### Short exercise
Set the listing down again exactly, please, apart from its pictures.

### Data to process
══════

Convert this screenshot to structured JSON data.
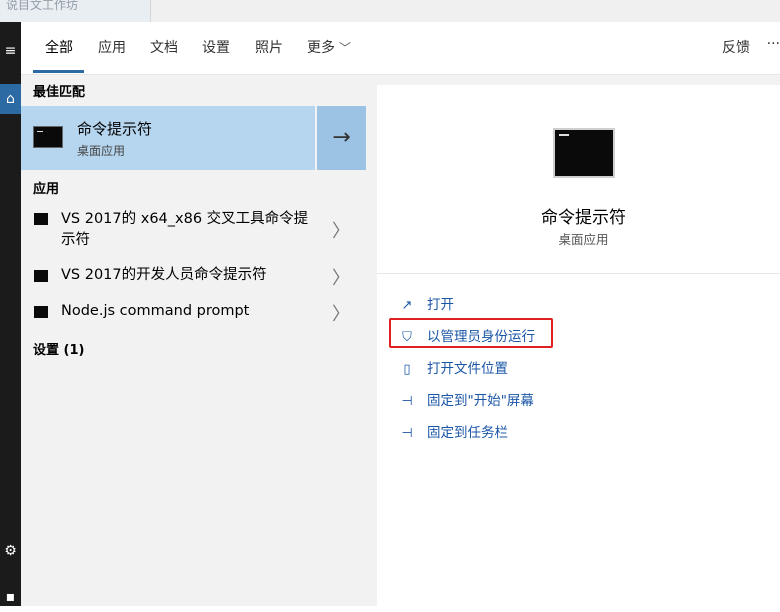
{
  "background": {
    "partial_tab_text": "说目文工作坊"
  },
  "rail": {
    "menu_icon": "hamburger-icon",
    "home_icon": "home-icon",
    "settings_icon": "gear-icon",
    "power_icon": "power-icon"
  },
  "tabs": {
    "items": [
      {
        "label": "全部"
      },
      {
        "label": "应用"
      },
      {
        "label": "文档"
      },
      {
        "label": "设置"
      },
      {
        "label": "照片"
      },
      {
        "label": "更多"
      }
    ],
    "feedback_label": "反馈",
    "ellipsis_label": "···"
  },
  "results": {
    "best_match_title": "最佳匹配",
    "best_match": {
      "name": "命令提示符",
      "type": "桌面应用",
      "arrow": "→"
    },
    "apps_title": "应用",
    "apps": [
      {
        "line1": "VS 2017的 x64_x86 交叉工具命令提",
        "line2": "示符"
      },
      {
        "line1": "VS 2017的开发人员命令提示符"
      },
      {
        "line1": "Node.js command prompt"
      }
    ],
    "settings_title": "设置 (1)"
  },
  "details": {
    "title": "命令提示符",
    "subtitle": "桌面应用",
    "actions": [
      {
        "label": "打开",
        "icon": "open-icon"
      },
      {
        "label": "以管理员身份运行",
        "icon": "shield-icon"
      },
      {
        "label": "打开文件位置",
        "icon": "folder-icon"
      },
      {
        "label": "固定到\"开始\"屏幕",
        "icon": "pin-icon"
      },
      {
        "label": "固定到任务栏",
        "icon": "pin-icon"
      }
    ]
  },
  "colors": {
    "accent": "#2b6aa3",
    "selection": "#b6d6f0",
    "link": "#1a56a6",
    "highlight": "#e02020"
  }
}
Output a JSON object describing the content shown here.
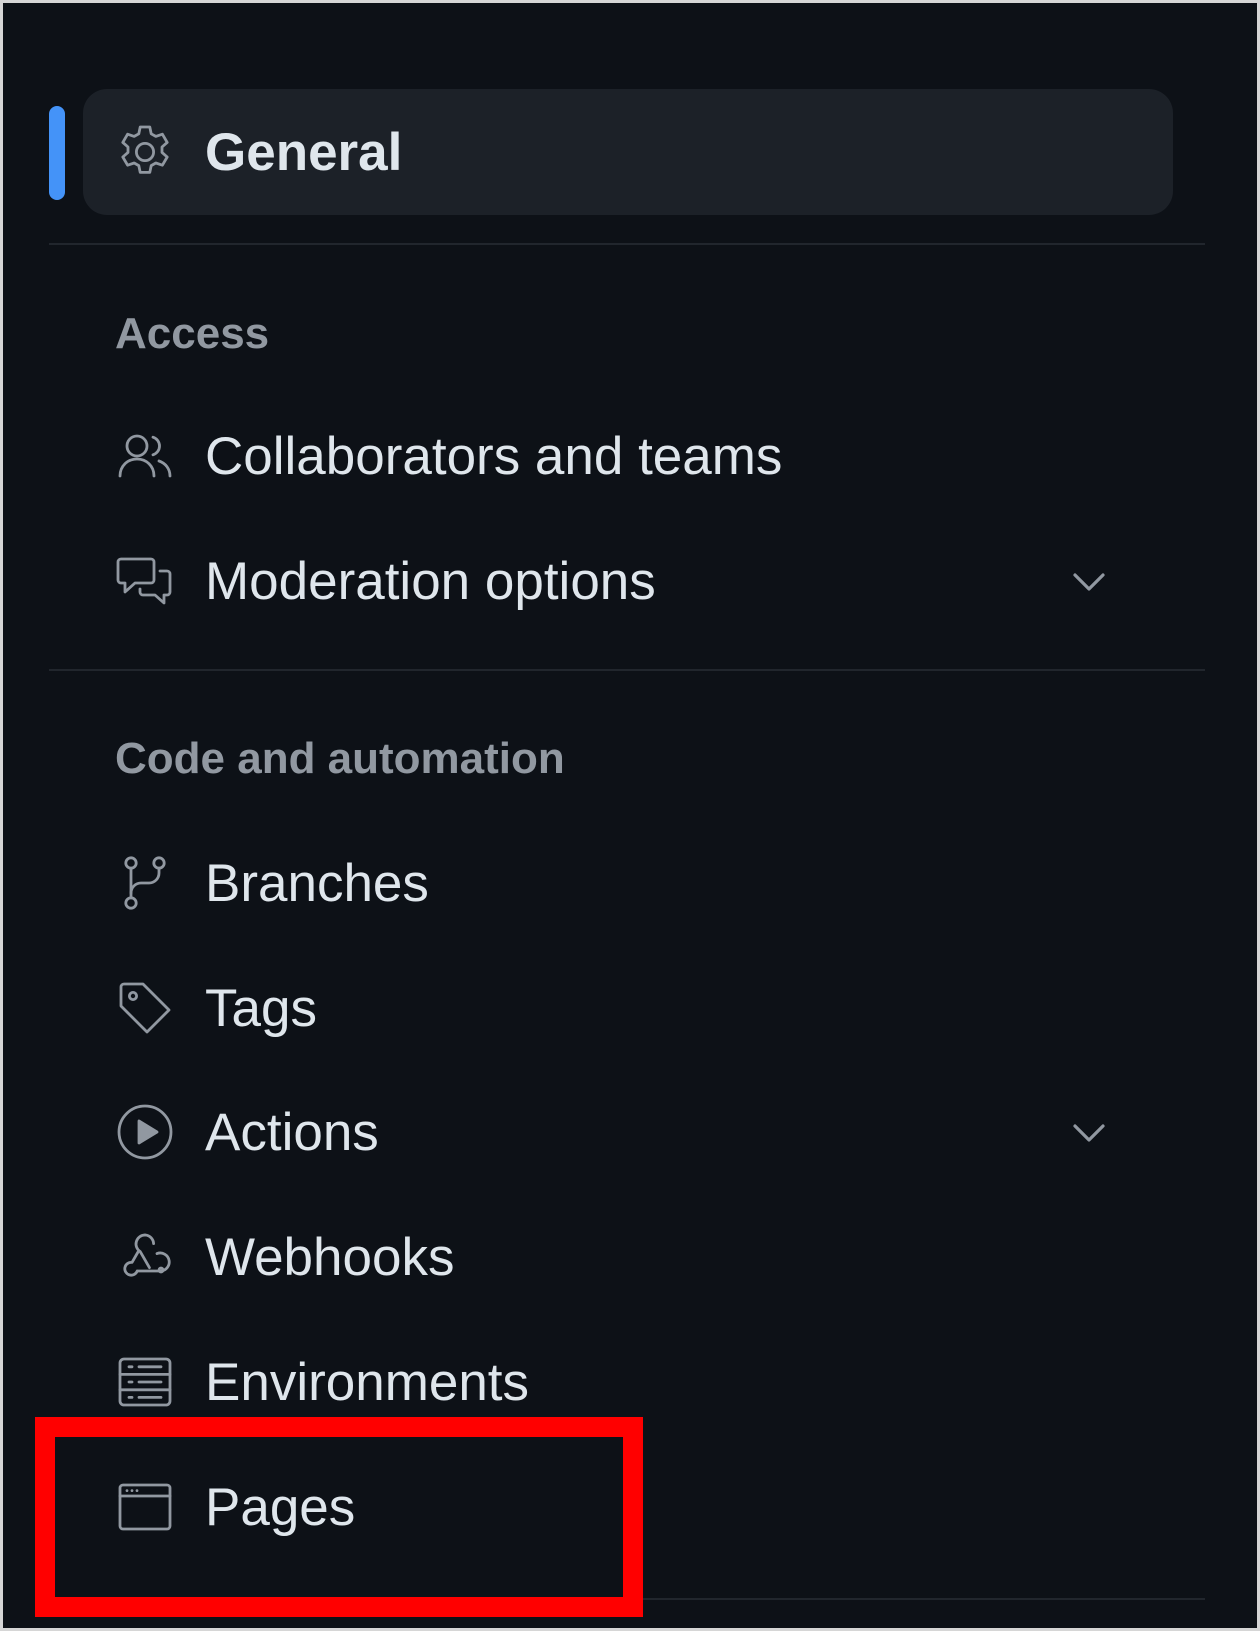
{
  "sidebar": {
    "general": {
      "label": "General",
      "icon": "gear-icon",
      "selected": true
    },
    "sections": [
      {
        "heading": "Access",
        "items": [
          {
            "label": "Collaborators and teams",
            "icon": "people-icon"
          },
          {
            "label": "Moderation options",
            "icon": "comment-discussion-icon",
            "expandable": true
          }
        ]
      },
      {
        "heading": "Code and automation",
        "items": [
          {
            "label": "Branches",
            "icon": "git-branch-icon"
          },
          {
            "label": "Tags",
            "icon": "tag-icon"
          },
          {
            "label": "Actions",
            "icon": "play-icon",
            "expandable": true
          },
          {
            "label": "Webhooks",
            "icon": "webhook-icon"
          },
          {
            "label": "Environments",
            "icon": "server-icon"
          },
          {
            "label": "Pages",
            "icon": "browser-icon",
            "highlighted": true
          }
        ]
      }
    ]
  },
  "colors": {
    "background": "#0d1117",
    "selected_background": "#1c2128",
    "active_indicator": "#4493f8",
    "highlight": "#ff0000",
    "icon": "#9198a1",
    "text": "#dfe6ec",
    "heading": "#9198a1"
  }
}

══════

### Right answer
Convert this screenshot to structured JSON data.
{
  "background": {
    "partial_tab_text": "说目文工作坊"
  },
  "rail": {
    "menu_icon": "hamburger-icon",
    "home_icon": "home-icon",
    "settings_icon": "gear-icon",
    "power_icon": "power-icon"
  },
  "tabs": {
    "items": [
      {
        "label": "全部"
      },
      {
        "label": "应用"
      },
      {
        "label": "文档"
      },
      {
        "label": "设置"
      },
      {
        "label": "照片"
      },
      {
        "label": "更多"
      }
    ],
    "feedback_label": "反馈",
    "ellipsis_label": "···"
  },
  "results": {
    "best_match_title": "最佳匹配",
    "best_match": {
      "name": "命令提示符",
      "type": "桌面应用",
      "arrow": "→"
    },
    "apps_title": "应用",
    "apps": [
      {
        "line1": "VS 2017的 x64_x86 交叉工具命令提",
        "line2": "示符"
      },
      {
        "line1": "VS 2017的开发人员命令提示符"
      },
      {
        "line1": "Node.js command prompt"
      }
    ],
    "settings_title": "设置 (1)"
  },
  "details": {
    "title": "命令提示符",
    "subtitle": "桌面应用",
    "actions": [
      {
        "label": "打开",
        "icon": "open-icon"
      },
      {
        "label": "以管理员身份运行",
        "icon": "shield-icon"
      },
      {
        "label": "打开文件位置",
        "icon": "folder-icon"
      },
      {
        "label": "固定到\"开始\"屏幕",
        "icon": "pin-icon"
      },
      {
        "label": "固定到任务栏",
        "icon": "pin-icon"
      }
    ]
  },
  "colors": {
    "accent": "#2b6aa3",
    "selection": "#b6d6f0",
    "link": "#1a56a6",
    "highlight": "#e02020"
  }
}
Output a JSON object describing the content shown here.
{
  "sidebar": {
    "general": {
      "label": "General",
      "icon": "gear-icon",
      "selected": true
    },
    "sections": [
      {
        "heading": "Access",
        "items": [
          {
            "label": "Collaborators and teams",
            "icon": "people-icon"
          },
          {
            "label": "Moderation options",
            "icon": "comment-discussion-icon",
            "expandable": true
          }
        ]
      },
      {
        "heading": "Code and automation",
        "items": [
          {
            "label": "Branches",
            "icon": "git-branch-icon"
          },
          {
            "label": "Tags",
            "icon": "tag-icon"
          },
          {
            "label": "Actions",
            "icon": "play-icon",
            "expandable": true
          },
          {
            "label": "Webhooks",
            "icon": "webhook-icon"
          },
          {
            "label": "Environments",
            "icon": "server-icon"
          },
          {
            "label": "Pages",
            "icon": "browser-icon",
            "highlighted": true
          }
        ]
      }
    ]
  },
  "colors": {
    "background": "#0d1117",
    "selected_background": "#1c2128",
    "active_indicator": "#4493f8",
    "highlight": "#ff0000",
    "icon": "#9198a1",
    "text": "#dfe6ec",
    "heading": "#9198a1"
  }
}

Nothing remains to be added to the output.